Search the material for "precontraction" and show all lines that contain it.

— START OF Excerpted records —

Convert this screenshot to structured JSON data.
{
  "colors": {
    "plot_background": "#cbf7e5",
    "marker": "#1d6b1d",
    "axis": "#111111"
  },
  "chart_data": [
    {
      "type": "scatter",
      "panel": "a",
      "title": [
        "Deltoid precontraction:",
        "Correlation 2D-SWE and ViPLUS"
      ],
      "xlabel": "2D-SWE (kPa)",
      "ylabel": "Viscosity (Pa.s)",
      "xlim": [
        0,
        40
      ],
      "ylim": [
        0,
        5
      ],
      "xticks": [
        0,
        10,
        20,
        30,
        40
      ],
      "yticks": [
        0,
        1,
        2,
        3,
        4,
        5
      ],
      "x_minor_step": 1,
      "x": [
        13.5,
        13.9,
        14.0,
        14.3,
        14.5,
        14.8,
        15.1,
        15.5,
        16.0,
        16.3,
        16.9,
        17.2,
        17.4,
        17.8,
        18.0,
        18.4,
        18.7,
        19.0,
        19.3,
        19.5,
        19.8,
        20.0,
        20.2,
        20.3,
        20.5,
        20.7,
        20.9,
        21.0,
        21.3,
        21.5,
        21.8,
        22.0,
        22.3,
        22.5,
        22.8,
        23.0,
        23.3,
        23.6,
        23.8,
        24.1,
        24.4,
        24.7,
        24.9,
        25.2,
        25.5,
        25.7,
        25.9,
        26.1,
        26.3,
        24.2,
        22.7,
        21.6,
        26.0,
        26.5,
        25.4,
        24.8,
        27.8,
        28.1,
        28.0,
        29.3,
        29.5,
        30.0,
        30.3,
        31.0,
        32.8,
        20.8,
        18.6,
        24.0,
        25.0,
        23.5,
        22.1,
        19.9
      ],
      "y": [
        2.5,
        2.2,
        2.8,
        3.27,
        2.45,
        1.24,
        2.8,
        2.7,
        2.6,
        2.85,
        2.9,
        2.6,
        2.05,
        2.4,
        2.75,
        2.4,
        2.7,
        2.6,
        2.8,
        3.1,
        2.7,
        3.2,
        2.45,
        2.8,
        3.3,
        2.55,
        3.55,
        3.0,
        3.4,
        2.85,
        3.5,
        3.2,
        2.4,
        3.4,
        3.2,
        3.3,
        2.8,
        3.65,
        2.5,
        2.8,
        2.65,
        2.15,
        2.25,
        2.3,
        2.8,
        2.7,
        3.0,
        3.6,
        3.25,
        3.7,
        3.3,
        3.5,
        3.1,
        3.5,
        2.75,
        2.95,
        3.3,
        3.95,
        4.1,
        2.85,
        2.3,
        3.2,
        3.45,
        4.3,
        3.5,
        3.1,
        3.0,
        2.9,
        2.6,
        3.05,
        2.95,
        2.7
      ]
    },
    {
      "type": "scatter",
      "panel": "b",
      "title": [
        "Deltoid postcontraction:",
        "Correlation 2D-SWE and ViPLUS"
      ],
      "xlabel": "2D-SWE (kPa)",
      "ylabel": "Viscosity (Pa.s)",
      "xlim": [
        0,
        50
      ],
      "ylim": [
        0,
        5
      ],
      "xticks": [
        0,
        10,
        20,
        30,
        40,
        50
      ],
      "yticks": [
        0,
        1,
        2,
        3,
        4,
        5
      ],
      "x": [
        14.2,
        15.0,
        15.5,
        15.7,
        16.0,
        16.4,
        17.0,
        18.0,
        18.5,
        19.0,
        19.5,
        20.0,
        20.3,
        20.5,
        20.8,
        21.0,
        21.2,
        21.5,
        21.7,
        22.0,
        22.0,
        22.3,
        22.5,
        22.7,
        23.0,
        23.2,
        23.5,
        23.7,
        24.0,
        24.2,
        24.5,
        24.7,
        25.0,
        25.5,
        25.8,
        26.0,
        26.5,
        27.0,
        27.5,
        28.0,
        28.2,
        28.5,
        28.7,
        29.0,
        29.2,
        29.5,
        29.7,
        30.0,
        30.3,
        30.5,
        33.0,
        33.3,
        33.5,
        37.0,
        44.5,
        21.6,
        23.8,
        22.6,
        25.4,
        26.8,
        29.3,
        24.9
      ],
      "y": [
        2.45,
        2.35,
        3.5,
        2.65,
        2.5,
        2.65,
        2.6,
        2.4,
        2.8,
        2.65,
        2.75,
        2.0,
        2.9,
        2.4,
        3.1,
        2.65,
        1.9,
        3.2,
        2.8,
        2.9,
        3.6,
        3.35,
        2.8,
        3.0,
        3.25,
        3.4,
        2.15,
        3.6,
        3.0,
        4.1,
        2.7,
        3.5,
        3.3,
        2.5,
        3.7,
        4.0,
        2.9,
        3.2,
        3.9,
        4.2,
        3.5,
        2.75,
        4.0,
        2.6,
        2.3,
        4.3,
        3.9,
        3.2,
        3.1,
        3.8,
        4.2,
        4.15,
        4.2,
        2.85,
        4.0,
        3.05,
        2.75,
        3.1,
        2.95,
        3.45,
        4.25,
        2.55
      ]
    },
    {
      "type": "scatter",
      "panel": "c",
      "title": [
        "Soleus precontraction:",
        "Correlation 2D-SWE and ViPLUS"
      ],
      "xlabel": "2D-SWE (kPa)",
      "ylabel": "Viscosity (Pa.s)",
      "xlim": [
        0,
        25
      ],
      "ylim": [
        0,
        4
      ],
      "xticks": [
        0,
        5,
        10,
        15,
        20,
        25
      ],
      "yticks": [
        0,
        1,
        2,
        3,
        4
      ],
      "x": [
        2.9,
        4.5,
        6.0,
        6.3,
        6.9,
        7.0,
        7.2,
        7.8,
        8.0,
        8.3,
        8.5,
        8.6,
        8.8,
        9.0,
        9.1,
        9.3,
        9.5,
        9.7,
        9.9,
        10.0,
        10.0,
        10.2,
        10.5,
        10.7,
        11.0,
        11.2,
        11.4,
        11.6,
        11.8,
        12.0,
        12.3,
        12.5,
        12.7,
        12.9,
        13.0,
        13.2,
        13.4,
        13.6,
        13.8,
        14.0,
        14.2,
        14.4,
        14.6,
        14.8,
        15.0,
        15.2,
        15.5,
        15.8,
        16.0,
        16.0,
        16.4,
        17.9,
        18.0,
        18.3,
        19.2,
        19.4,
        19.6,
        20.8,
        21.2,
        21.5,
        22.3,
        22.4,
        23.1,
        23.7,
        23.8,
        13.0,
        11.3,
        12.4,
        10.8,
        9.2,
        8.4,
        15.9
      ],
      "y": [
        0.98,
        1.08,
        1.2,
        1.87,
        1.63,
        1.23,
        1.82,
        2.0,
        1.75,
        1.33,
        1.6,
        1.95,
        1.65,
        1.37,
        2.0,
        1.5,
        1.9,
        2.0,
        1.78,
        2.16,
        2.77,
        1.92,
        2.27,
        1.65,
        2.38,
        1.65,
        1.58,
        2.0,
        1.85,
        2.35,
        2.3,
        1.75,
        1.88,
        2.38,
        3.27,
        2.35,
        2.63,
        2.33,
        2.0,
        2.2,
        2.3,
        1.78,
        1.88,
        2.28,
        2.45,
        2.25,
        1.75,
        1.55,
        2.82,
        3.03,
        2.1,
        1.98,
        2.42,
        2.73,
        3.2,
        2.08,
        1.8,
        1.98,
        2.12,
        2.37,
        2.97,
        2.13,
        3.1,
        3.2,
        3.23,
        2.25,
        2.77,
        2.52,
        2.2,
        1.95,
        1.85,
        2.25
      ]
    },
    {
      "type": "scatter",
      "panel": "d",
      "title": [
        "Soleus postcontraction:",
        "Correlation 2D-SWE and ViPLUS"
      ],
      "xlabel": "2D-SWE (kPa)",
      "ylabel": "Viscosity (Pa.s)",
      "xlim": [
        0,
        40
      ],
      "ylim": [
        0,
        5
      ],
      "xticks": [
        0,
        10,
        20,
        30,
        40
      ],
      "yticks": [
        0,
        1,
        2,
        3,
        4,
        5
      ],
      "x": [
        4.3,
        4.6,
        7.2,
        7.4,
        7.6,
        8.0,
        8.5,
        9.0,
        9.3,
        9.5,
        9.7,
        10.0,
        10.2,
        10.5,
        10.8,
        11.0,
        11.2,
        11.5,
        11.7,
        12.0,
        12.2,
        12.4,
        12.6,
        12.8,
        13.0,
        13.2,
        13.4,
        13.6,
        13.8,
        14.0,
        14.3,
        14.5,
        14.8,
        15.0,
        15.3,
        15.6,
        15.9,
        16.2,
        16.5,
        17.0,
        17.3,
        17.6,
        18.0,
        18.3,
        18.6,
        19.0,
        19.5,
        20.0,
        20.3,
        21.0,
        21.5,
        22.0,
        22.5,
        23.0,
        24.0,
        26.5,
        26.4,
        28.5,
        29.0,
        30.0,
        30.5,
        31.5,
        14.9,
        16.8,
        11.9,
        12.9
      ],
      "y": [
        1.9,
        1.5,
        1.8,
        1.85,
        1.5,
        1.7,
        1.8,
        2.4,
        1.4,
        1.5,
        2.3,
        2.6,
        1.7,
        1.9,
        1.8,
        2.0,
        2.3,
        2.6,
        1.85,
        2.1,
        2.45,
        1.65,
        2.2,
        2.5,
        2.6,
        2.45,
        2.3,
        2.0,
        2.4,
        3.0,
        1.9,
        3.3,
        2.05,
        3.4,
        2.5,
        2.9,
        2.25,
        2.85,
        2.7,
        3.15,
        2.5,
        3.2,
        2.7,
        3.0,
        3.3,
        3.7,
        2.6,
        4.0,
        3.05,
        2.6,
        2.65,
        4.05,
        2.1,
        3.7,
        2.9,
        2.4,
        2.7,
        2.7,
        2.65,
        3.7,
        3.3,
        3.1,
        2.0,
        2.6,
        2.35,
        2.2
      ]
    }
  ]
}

— END OF Excerpted records —

● **Solved exercise**:
        "Deltoid precontraction:",
        "Soleus precontraction:",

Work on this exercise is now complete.